→ **Stored items**
###
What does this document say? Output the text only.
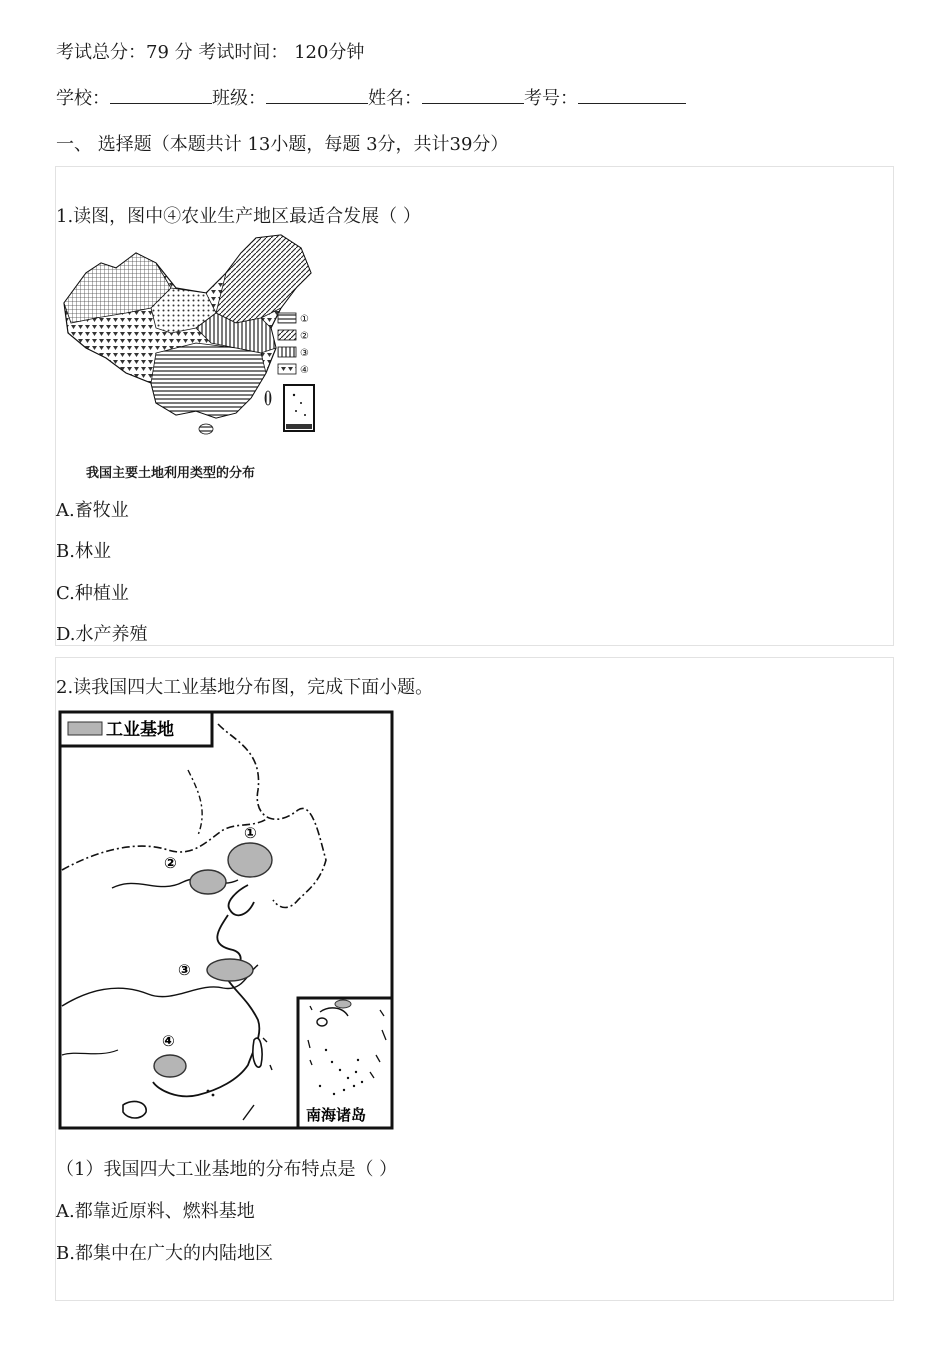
考试总分：79 分 考试时间： 120分钟
学校：	班级：	姓名：	考号：
一、 选择题（本题共计 13小题，每题 3分，共计39分）
1.读图，图中④农业生产地区最适合发展（ ）
①
②
③
④
我国主要土地利用类型的分布
A.畜牧业
B.林业
C.种植业
D.水产养殖
2.读我国四大工业基地分布图，完成下面小题。
工业基地
①
②
③
④
南海诸岛
（1）我国四大工业基地的分布特点是（ ）
A.都靠近原料、燃料基地
B.都集中在广大的内陆地区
###
→ **Your goal**
Write out the material above again, word for word, minus its pictures.

→ **Correct output**
What does this document say? Output the text only.
考试总分：79 分 考试时间： 120分钟
学校：	班级：	姓名：	考号：
一、 选择题（本题共计 13小题，每题 3分，共计39分）
1.读图，图中④农业生产地区最适合发展（ ）
①
②
③
④
我国主要土地利用类型的分布
A.畜牧业
B.林业
C.种植业
D.水产养殖
2.读我国四大工业基地分布图，完成下面小题。
工业基地
①
②
③
④
南海诸岛
（1）我国四大工业基地的分布特点是（ ）
A.都靠近原料、燃料基地
B.都集中在广大的内陆地区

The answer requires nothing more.